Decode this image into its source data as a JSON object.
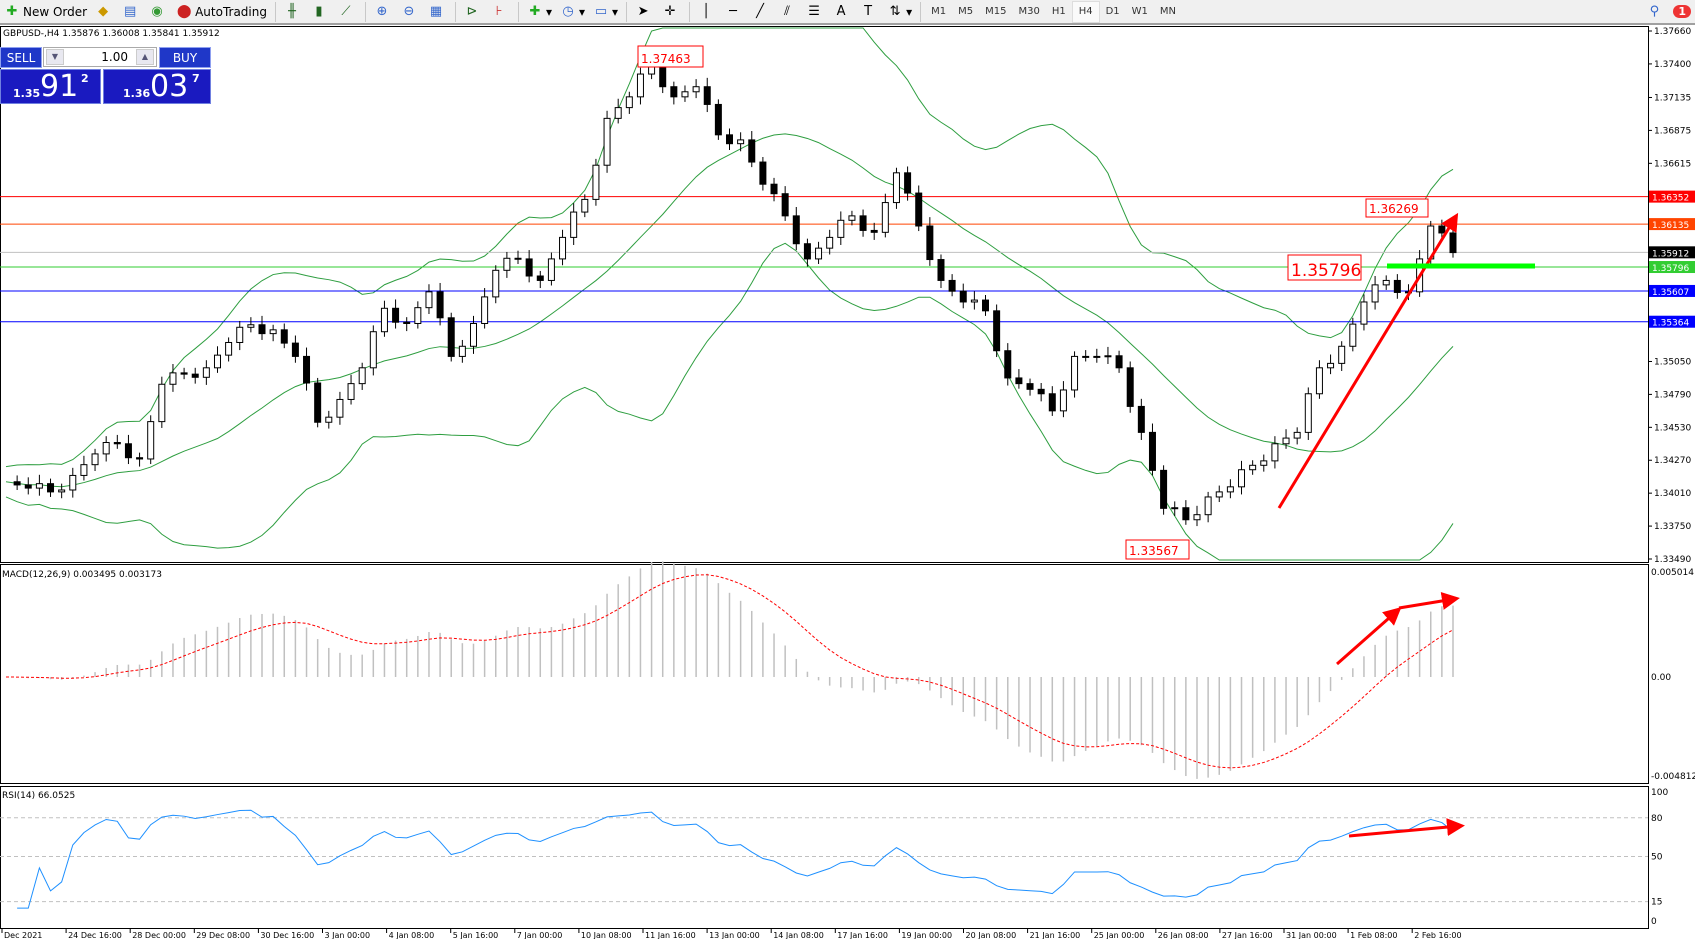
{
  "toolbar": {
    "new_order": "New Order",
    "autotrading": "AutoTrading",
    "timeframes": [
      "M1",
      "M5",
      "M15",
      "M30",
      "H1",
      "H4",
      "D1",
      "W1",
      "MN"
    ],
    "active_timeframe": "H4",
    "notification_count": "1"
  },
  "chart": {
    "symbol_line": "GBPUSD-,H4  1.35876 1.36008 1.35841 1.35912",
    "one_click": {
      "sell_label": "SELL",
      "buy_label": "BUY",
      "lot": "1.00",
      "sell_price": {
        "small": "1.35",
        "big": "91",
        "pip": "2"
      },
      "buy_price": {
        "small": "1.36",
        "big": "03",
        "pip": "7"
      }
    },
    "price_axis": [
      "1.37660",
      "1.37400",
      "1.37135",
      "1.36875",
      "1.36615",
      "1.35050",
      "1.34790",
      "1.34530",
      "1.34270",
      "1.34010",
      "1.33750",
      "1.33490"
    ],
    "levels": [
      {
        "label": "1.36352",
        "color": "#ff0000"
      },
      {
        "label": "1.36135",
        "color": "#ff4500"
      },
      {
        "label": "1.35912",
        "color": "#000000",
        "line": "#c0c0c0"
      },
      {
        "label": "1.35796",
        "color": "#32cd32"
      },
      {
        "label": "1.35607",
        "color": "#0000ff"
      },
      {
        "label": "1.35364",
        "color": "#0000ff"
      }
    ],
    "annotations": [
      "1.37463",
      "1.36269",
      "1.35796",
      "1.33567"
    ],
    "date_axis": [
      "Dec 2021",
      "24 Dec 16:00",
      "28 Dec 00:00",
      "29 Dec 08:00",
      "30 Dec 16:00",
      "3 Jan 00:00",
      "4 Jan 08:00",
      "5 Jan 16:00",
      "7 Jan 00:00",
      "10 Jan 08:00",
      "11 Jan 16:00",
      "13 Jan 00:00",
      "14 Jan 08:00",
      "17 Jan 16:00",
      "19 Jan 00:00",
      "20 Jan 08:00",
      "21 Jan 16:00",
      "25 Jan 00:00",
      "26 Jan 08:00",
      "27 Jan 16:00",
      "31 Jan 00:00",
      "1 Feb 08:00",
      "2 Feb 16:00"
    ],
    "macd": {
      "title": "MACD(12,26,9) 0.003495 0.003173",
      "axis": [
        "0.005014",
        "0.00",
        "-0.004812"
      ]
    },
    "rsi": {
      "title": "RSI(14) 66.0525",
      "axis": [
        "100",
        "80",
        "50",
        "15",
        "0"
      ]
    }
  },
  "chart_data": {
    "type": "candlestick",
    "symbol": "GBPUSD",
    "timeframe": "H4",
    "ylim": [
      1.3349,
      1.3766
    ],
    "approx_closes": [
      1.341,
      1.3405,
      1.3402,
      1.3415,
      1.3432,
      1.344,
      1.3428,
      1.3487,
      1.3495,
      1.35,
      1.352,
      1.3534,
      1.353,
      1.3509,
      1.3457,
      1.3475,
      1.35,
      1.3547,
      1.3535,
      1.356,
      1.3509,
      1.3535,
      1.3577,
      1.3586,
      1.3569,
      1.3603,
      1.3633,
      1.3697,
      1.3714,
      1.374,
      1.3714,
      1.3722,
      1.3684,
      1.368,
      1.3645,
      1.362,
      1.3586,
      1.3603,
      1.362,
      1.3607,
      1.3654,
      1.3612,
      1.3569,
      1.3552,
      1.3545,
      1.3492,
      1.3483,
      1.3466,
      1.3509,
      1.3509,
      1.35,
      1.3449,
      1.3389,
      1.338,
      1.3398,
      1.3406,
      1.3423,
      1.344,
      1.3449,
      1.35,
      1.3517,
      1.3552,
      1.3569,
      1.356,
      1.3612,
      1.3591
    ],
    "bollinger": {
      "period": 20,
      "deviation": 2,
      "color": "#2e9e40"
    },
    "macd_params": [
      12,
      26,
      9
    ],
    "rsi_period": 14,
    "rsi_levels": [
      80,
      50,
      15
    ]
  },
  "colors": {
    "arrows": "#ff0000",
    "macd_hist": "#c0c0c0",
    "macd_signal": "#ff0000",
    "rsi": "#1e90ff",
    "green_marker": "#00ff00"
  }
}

---

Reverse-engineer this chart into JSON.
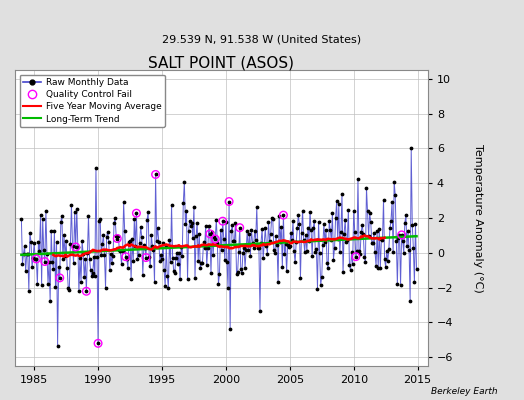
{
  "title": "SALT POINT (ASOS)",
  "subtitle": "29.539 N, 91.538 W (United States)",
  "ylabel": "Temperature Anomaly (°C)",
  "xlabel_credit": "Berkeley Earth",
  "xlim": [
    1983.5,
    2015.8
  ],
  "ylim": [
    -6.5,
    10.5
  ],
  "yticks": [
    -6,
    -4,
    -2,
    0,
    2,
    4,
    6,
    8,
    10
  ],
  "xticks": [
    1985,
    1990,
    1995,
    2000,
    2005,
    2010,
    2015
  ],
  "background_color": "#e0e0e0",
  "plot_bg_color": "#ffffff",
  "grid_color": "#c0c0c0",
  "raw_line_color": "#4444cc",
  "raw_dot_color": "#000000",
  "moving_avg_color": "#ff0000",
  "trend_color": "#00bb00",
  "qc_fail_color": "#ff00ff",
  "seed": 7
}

...

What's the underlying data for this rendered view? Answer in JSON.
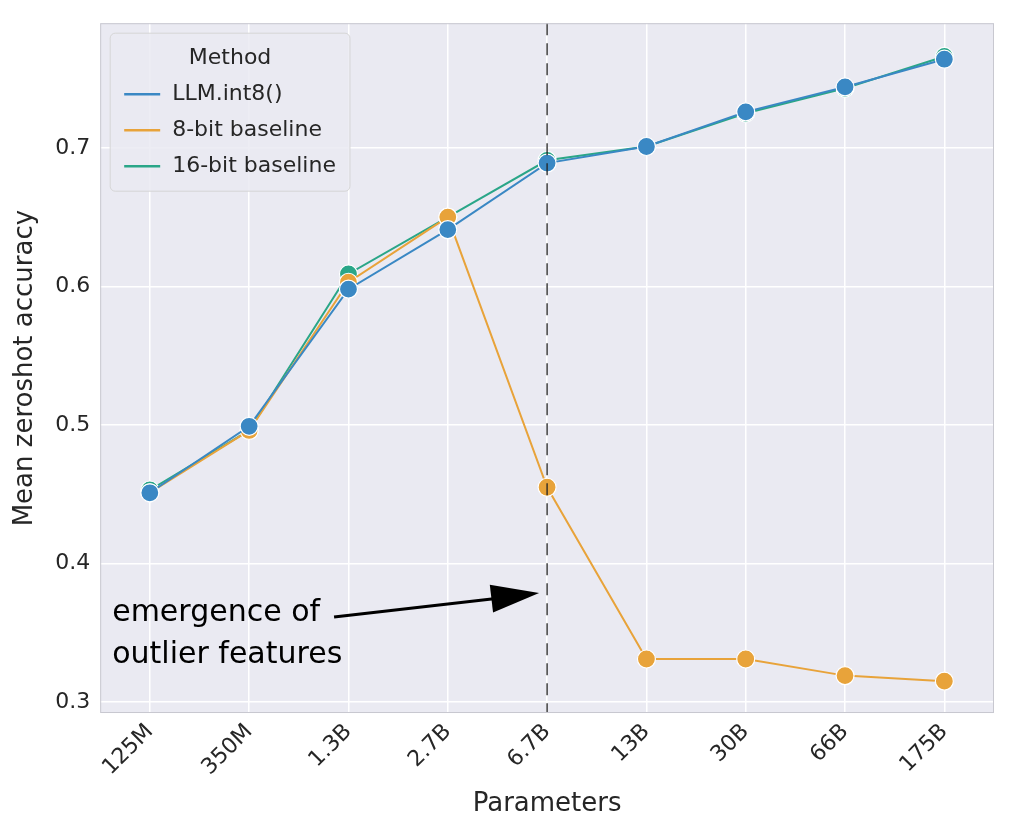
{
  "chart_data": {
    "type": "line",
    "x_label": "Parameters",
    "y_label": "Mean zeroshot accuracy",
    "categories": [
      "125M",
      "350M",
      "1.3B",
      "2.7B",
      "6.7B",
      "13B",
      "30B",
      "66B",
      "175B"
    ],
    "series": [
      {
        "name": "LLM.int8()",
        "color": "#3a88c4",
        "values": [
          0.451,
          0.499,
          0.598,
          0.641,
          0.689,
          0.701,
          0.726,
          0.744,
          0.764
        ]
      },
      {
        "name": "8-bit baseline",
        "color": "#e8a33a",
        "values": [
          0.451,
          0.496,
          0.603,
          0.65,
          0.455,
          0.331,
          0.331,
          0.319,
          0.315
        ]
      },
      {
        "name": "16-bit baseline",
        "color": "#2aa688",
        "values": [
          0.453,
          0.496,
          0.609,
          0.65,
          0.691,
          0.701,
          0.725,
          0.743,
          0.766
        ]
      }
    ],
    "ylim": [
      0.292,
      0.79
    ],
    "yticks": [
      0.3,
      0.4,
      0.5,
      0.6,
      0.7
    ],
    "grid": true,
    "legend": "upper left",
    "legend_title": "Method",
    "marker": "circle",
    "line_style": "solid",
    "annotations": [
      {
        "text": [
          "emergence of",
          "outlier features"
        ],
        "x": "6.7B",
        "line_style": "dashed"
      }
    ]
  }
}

◆ **Problem description**: Show every line from the entries above in which "JSON" appears.

◆ **Exercise solution**:
Decode this image into its source data as a JSON object.
Reverse-engineer this chart into JSON.
What's the underlying data for this rendered view? Answer in JSON.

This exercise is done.